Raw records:
:::
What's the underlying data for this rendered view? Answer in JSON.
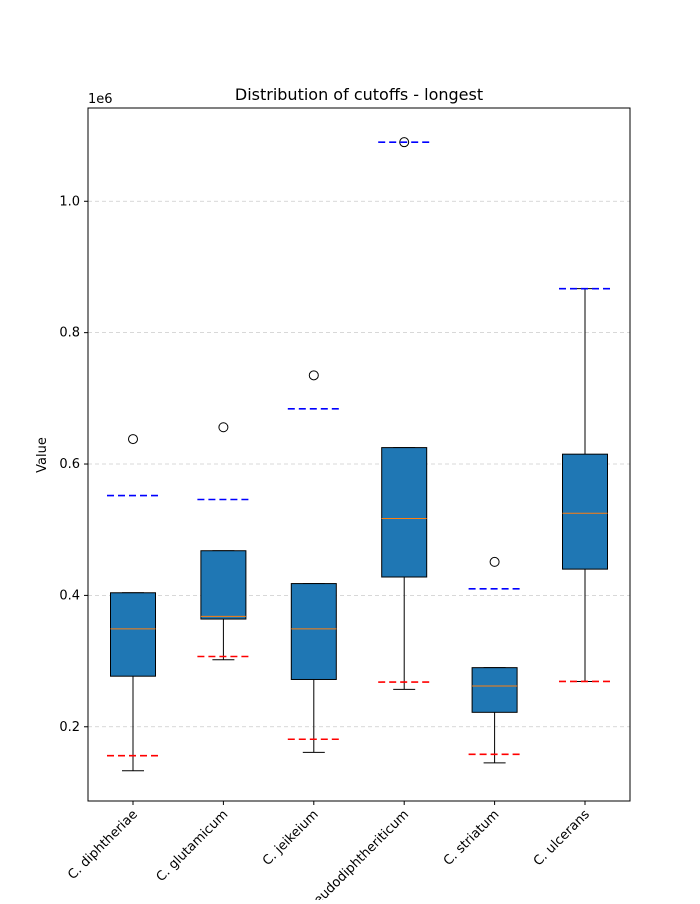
{
  "chart_data": {
    "type": "box",
    "title": "Distribution of cutoffs - longest",
    "ylabel": "Value",
    "xlabel": "",
    "y_offset_label": "1e6",
    "y_scale": 1000000,
    "ylim": [
      87000,
      1142000
    ],
    "yticks": [
      0.2,
      0.4,
      0.6,
      0.8,
      1.0
    ],
    "ytick_labels": [
      "0.2",
      "0.4",
      "0.6",
      "0.8",
      "1.0"
    ],
    "grid": "y dashed",
    "box_color": "#1f77b4",
    "median_color": "#ff7f0e",
    "upper_line_color": "#0000ff",
    "lower_line_color": "#ff0000",
    "categories": [
      "C. diphtheriae",
      "C. glutamicum",
      "C. jeikeium",
      "C. pseudodiphtheriticum",
      "C. striatum",
      "C. ulcerans"
    ],
    "boxes": [
      {
        "whislo": 133000,
        "q1": 277000,
        "med": 349000,
        "q3": 404000,
        "whishi": 404000,
        "fliers": [
          638000
        ],
        "upper_line": 552000,
        "lower_line": 156000
      },
      {
        "whislo": 302000,
        "q1": 364000,
        "med": 368000,
        "q3": 468000,
        "whishi": 468000,
        "fliers": [
          656000
        ],
        "upper_line": 546000,
        "lower_line": 307000
      },
      {
        "whislo": 161000,
        "q1": 272000,
        "med": 349000,
        "q3": 418000,
        "whishi": 418000,
        "fliers": [
          735000
        ],
        "upper_line": 684000,
        "lower_line": 181000
      },
      {
        "whislo": 257000,
        "q1": 428000,
        "med": 517000,
        "q3": 625000,
        "whishi": 625000,
        "fliers": [
          1090000
        ],
        "upper_line": 1090000,
        "lower_line": 268000
      },
      {
        "whislo": 145000,
        "q1": 222000,
        "med": 262000,
        "q3": 290000,
        "whishi": 290000,
        "fliers": [
          451000
        ],
        "upper_line": 410000,
        "lower_line": 158000
      },
      {
        "whislo": 269000,
        "q1": 440000,
        "med": 525000,
        "q3": 615000,
        "whishi": 867000,
        "fliers": [],
        "upper_line": 867000,
        "lower_line": 269000
      }
    ]
  }
}
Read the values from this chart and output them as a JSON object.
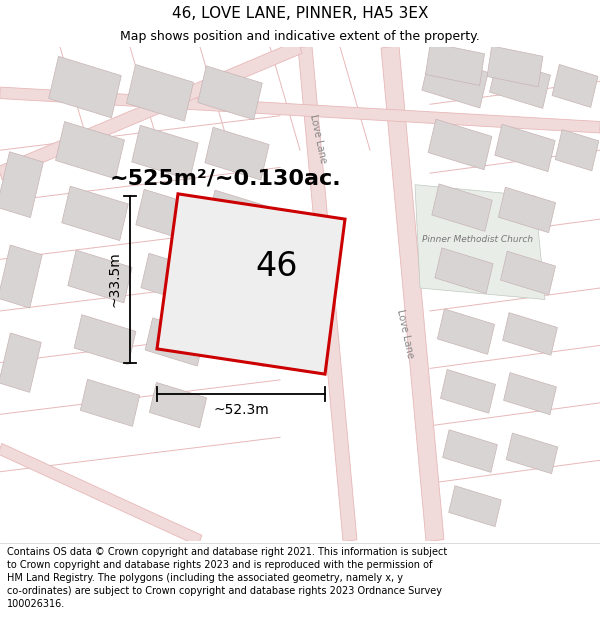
:::
▶ [Directive]
Collect every line from the records above that contains the word "whishi".

▶ [Task solution]
        "whishi": 404000,
        "whishi": 468000,
        "whishi": 418000,
        "whishi": 625000,
        "whishi": 290000,
        "whishi": 867000,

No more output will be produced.